Stored items

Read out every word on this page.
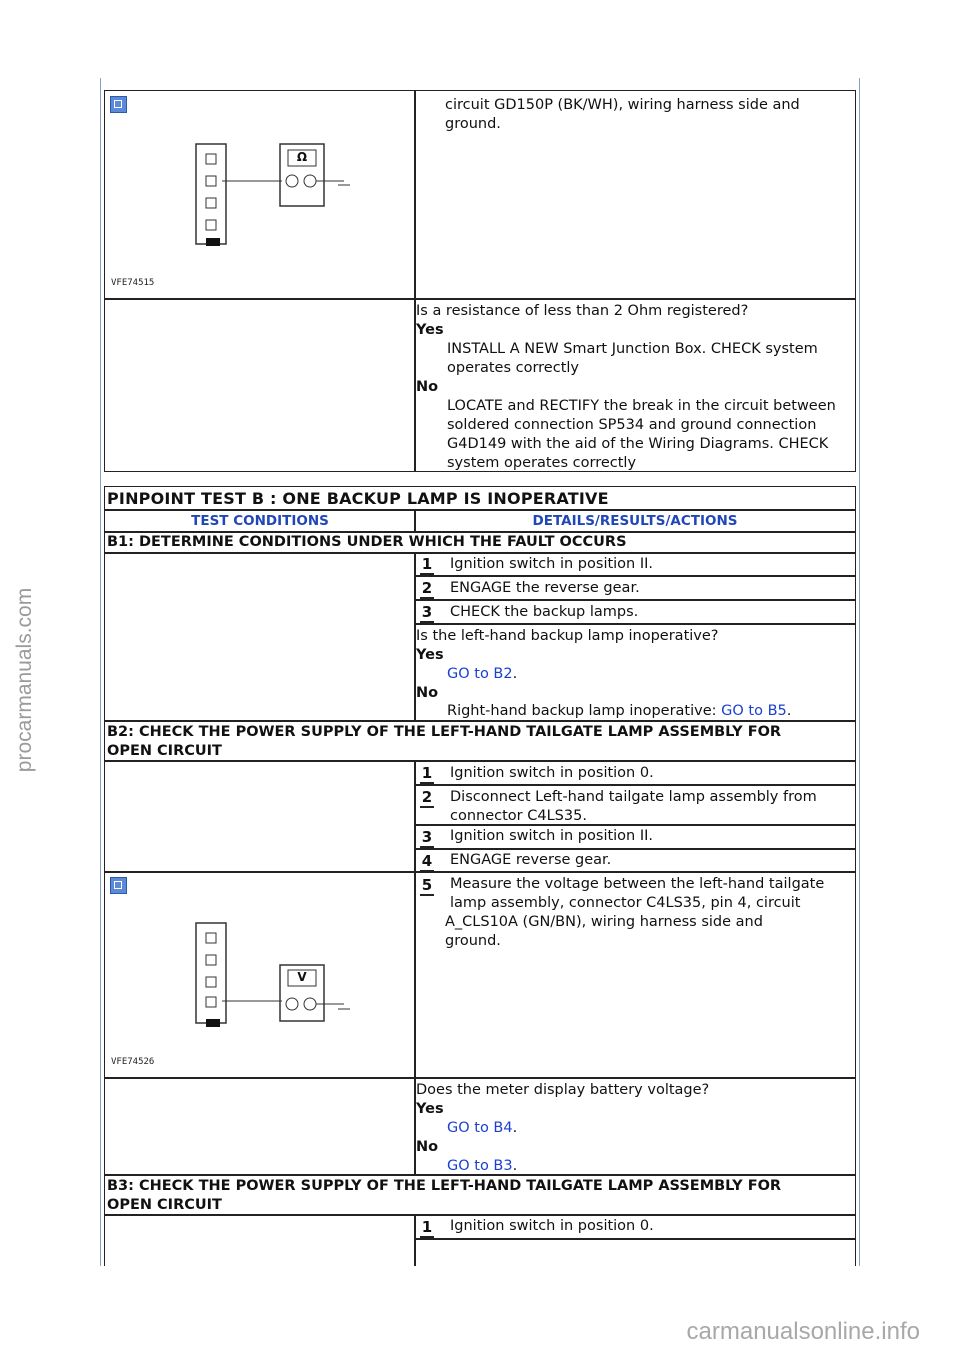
procarmanuals.com
carmanualsonline.info
Ω
VFE74515
circuit GD150P (BK/WH), wiring harness side and ground.
Is a resistance of less than 2 Ohm registered?
Yes
INSTALL A NEW Smart Junction Box. CHECK system operates correctly
No
LOCATE and RECTIFY the break in the circuit between soldered connection SP534 and ground connection G4D149 with the aid of the Wiring Diagrams. CHECK system operates correctly
PINPOINT TEST B : ONE BACKUP LAMP IS INOPERATIVE
TEST CONDITIONS	DETAILS/RESULTS/ACTIONS
B1: DETERMINE CONDITIONS UNDER WHICH THE FAULT OCCURS
1 Ignition switch in position II.
2 ENGAGE the reverse gear.
3 CHECK the backup lamps.
Is the left-hand backup lamp inoperative?
Yes
GO to B2.
No
Right-hand backup lamp inoperative: GO to B5.
B2: CHECK THE POWER SUPPLY OF THE LEFT-HAND TAILGATE LAMP ASSEMBLY FOR
OPEN CIRCUIT
1 Ignition switch in position 0.
2 Disconnect Left-hand tailgate lamp assembly from connector C4LS35.
3 Ignition switch in position II.
4 ENGAGE reverse gear.
V
VFE74526
5 Measure the voltage between the left-hand tailgate lamp assembly, connector C4LS35, pin 4, circuit
A_CLS10A (GN/BN), wiring harness side and ground.
Does the meter display battery voltage?
Yes
GO to B4.
No
GO to B3.
B3: CHECK THE POWER SUPPLY OF THE LEFT-HAND TAILGATE LAMP ASSEMBLY FOR
OPEN CIRCUIT
1 Ignition switch in position 0.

**CHALLENGE**
Copy each line from the records above that includes the string "CONDITIONS".

**TASK OUTPUT**
TEST CONDITIONS	DETAILS/RESULTS/ACTIONS
B1: DETERMINE CONDITIONS UNDER WHICH THE FAULT OCCURS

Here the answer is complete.